**WHAT IS NEEDED**. Show every line in the entries below where the word "Bering" appears.
____________
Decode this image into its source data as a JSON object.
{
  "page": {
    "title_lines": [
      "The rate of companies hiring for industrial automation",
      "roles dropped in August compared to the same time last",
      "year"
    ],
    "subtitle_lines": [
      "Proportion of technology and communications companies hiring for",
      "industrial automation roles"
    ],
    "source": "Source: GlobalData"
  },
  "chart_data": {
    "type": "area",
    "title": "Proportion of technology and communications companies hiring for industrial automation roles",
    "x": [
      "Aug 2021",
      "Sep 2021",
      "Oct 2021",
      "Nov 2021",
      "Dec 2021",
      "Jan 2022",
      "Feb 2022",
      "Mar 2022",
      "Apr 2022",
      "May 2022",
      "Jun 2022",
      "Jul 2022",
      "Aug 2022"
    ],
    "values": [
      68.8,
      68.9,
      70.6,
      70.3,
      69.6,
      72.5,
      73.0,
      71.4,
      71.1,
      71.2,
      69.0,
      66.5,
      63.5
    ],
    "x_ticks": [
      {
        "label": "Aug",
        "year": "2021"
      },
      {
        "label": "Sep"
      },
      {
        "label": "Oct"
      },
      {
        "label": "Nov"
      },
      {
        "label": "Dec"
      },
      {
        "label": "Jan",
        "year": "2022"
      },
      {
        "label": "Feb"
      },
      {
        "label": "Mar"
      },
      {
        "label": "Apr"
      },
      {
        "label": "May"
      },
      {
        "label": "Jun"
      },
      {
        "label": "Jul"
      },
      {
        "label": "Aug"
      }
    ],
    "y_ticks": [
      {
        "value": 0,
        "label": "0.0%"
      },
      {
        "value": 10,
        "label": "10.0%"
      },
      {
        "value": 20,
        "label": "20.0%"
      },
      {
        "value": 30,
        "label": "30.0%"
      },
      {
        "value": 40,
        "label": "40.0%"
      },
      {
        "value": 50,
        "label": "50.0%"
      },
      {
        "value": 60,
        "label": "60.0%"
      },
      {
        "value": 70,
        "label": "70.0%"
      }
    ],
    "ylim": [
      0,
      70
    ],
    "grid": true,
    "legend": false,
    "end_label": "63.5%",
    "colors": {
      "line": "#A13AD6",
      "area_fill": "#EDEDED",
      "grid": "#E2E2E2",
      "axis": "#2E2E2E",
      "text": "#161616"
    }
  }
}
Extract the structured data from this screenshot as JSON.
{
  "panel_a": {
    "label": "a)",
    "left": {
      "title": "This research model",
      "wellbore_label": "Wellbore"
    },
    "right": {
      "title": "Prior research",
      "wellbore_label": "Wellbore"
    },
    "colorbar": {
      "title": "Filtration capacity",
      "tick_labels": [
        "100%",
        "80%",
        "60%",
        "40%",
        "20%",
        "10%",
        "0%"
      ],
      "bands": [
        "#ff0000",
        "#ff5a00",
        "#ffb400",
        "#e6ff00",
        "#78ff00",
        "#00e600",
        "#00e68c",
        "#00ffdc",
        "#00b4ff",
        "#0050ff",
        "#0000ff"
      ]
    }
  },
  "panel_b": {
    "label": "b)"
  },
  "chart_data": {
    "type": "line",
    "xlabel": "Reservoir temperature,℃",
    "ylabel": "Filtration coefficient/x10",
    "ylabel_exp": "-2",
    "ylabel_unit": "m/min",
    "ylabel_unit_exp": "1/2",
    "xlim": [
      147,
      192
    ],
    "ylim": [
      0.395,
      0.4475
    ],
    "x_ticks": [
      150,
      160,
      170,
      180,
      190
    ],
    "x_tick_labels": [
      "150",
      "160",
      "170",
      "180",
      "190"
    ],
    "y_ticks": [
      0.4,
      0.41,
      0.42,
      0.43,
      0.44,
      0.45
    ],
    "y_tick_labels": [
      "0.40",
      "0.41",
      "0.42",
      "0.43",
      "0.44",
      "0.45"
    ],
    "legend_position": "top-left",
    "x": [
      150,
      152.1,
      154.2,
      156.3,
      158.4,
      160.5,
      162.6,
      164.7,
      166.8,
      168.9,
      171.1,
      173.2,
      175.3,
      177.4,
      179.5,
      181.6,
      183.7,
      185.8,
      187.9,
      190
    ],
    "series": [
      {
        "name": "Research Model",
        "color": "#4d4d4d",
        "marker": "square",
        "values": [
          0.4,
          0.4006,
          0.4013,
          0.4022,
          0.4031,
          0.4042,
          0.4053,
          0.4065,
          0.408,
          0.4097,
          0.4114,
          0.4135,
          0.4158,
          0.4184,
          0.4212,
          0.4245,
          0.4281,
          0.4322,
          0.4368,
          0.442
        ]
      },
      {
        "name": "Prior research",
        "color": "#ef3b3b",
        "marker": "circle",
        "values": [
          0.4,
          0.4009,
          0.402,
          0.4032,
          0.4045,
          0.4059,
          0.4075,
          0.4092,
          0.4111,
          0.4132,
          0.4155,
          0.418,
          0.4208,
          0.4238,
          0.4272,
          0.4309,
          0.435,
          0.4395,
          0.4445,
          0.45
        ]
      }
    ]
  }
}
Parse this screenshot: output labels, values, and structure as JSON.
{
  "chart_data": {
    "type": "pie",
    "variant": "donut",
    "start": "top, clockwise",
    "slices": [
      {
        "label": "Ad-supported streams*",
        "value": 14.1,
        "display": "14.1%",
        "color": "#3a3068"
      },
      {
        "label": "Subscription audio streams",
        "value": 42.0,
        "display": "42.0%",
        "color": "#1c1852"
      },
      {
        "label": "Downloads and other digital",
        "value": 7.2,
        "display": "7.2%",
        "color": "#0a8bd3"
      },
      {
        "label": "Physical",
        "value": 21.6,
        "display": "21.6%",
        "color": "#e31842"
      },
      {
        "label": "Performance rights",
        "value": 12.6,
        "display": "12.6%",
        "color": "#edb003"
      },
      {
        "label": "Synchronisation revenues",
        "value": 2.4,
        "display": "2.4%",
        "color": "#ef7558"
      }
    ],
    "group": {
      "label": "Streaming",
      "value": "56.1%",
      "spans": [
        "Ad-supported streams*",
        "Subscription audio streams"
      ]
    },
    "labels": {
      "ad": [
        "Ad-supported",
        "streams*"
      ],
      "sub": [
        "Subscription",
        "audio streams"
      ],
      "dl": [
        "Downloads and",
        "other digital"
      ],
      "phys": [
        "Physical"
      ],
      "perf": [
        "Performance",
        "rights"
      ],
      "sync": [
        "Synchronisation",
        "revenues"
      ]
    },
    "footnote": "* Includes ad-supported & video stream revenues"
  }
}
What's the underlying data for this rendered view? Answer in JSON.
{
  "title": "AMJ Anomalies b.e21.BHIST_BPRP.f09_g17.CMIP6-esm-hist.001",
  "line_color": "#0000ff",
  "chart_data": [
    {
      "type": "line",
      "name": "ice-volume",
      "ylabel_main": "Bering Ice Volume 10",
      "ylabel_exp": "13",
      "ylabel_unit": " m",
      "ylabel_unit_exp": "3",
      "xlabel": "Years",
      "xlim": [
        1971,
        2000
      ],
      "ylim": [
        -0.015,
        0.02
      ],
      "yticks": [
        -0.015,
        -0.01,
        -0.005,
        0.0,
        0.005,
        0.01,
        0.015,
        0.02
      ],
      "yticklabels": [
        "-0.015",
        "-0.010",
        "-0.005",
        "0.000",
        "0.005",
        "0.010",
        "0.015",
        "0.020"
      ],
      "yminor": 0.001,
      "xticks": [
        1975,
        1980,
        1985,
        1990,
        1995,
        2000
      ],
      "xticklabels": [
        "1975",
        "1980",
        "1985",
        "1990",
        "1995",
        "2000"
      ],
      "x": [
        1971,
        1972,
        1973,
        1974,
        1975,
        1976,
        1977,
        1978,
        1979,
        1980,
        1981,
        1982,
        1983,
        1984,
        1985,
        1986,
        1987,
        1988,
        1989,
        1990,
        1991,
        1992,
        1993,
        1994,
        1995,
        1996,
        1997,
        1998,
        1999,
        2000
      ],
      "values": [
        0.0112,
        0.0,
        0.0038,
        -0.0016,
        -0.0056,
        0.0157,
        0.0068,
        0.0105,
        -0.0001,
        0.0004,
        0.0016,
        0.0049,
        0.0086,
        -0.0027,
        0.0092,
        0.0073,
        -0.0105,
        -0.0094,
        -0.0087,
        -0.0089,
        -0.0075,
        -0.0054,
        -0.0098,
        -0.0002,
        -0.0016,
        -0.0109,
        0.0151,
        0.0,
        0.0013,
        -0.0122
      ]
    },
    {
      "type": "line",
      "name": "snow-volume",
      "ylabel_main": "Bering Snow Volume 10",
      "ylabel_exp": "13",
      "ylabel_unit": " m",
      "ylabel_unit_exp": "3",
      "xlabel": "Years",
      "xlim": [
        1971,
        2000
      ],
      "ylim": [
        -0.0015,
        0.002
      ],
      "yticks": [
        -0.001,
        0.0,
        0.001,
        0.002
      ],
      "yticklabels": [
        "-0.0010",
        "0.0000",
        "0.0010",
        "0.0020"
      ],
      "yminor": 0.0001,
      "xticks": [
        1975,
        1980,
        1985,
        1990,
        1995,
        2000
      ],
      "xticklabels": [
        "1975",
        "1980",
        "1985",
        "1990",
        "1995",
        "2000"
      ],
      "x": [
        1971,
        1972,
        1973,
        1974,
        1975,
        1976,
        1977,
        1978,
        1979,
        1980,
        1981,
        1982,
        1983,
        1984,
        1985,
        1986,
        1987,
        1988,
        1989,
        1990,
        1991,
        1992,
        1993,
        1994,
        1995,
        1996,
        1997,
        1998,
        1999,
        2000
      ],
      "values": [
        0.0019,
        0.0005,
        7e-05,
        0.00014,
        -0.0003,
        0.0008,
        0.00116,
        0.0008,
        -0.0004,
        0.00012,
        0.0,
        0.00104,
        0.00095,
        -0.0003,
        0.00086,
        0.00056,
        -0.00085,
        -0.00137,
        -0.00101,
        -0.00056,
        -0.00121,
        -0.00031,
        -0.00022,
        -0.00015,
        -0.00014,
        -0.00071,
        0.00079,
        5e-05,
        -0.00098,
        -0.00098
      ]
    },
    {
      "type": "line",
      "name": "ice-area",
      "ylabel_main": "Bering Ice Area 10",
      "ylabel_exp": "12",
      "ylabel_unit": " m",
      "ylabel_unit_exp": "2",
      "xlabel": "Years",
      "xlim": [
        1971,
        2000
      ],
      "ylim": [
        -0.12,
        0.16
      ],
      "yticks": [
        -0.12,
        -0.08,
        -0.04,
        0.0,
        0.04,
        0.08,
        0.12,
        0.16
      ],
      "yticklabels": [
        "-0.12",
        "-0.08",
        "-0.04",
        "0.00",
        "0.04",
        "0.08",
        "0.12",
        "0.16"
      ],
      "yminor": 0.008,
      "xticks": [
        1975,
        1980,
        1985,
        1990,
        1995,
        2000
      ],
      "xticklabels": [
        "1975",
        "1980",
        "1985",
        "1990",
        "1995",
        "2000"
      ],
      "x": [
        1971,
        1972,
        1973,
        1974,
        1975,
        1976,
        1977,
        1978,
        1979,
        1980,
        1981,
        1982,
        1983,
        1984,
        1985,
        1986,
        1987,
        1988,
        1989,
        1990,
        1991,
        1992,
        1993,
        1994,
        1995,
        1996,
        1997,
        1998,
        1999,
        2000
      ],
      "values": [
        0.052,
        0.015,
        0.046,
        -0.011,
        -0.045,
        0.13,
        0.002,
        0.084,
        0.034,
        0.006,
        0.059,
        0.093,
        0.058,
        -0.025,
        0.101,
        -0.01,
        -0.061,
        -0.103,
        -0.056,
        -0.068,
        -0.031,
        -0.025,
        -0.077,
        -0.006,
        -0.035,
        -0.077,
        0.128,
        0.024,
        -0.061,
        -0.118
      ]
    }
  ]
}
____________
**RESPONSE FOR THIS EXERCISE**.
      "ylabel_main": "Bering Ice Volume 10",
      "ylabel_main": "Bering Snow Volume 10",
      "ylabel_main": "Bering Ice Area 10",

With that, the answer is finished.